▶ **Exercise instructions**
Copy verbatim the part of the server-side rendering guide below, starting at "To host a Flex" and ending at "the page head.".

▶ **Given passage**
───

To host a Flex experience with server-side rendering, your server fetches the experience's manifest, renders its HTML into your page, and loads the
flex-ssr.js hydration script to make it interactive. There is no drop-in snippet, so you build this into your own server, framework, or CMS. The steps below walk you through it.
Important: Server-side rendering is currently in beta. Reach out to your CSM for more information about gaining access.
What Is Server-Side Rendering?
Server-side rendering has your server render a published experience's HTML directly into your page before it reaches the browser, then load a hydration script in the browser. Hydration is the step that makes the server-rendered HTML interactive. Because the experience HTML is part of your initial page response, server-side rendering gives the best SEO, the fastest first paint, and full control of the page head.
Server-side rendering is one of two delivery modes that don't require an iframe, the other being Inline. To compare and decide which delivery method fits your goal, see How Should I Deliver My Published Flex Experience?

───

▶ **Data for analysis**
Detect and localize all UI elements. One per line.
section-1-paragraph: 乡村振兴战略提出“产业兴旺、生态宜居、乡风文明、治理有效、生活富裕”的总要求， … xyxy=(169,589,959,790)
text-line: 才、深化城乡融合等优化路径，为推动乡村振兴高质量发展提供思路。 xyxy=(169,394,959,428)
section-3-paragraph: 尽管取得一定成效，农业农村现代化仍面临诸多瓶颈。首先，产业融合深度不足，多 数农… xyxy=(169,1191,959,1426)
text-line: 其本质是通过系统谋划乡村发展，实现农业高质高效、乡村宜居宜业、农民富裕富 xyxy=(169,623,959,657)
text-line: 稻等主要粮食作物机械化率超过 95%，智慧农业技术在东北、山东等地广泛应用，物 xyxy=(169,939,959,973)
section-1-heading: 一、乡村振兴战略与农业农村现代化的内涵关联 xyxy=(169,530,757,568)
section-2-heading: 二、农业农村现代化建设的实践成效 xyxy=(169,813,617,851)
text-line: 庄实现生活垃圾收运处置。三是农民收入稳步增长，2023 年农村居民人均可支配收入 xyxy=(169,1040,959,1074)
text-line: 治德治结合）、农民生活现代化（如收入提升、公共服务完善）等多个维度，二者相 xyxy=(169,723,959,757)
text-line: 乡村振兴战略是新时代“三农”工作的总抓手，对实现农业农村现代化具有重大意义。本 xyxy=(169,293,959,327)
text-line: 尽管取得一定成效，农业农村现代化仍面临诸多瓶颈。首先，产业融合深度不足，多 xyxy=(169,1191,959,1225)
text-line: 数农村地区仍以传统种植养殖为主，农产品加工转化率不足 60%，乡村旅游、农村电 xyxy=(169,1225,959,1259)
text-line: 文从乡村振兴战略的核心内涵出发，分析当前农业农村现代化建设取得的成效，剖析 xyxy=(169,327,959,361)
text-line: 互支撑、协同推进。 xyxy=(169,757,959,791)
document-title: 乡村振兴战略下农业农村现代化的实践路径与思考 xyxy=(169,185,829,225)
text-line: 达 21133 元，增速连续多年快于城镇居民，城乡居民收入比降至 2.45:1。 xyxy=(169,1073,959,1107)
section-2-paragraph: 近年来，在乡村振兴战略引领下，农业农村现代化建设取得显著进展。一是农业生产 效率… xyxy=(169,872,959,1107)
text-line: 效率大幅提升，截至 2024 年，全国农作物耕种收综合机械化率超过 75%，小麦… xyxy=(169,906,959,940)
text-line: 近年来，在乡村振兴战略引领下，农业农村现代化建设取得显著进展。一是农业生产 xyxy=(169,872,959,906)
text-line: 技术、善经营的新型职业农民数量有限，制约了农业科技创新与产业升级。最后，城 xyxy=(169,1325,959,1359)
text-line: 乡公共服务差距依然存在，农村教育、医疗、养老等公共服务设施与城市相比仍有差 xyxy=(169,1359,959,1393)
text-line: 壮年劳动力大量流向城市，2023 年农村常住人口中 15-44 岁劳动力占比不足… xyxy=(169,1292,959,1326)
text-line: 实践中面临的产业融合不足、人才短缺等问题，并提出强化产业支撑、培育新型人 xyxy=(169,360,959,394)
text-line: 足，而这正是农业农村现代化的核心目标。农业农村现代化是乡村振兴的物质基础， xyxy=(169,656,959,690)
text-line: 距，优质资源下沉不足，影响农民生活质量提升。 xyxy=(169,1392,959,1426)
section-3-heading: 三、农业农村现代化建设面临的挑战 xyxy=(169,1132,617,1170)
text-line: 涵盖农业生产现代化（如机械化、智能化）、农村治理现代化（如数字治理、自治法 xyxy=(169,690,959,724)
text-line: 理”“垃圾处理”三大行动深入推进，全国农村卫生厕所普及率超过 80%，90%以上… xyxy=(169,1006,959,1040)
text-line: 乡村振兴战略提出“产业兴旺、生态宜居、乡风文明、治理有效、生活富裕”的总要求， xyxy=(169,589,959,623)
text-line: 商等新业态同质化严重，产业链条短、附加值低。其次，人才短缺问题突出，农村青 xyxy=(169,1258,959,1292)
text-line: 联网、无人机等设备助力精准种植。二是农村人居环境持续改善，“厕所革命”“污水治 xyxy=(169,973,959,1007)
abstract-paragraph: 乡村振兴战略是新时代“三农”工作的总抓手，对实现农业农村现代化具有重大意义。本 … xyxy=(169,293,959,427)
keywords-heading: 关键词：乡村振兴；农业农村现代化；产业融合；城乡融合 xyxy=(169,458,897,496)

───

▶ **Output**
To host a Flex experience with server-side rendering, your server fetches the experience's manifest, renders its HTML into your page, and loads the
flex-ssr.js hydration script to make it interactive. There is no drop-in snippet, so you build this into your own server, framework, or CMS. The steps below walk you through it.
Important: Server-side rendering is currently in beta. Reach out to your CSM for more information about gaining access.
What Is Server-Side Rendering?
Server-side rendering has your server render a published experience's HTML directly into your page before it reaches the browser, then load a hydration script in the browser. Hydration is the step that makes the server-rendered HTML interactive. Because the experience HTML is part of your initial page response, server-side rendering gives the best SEO, the fastest first paint, and full control of the page head.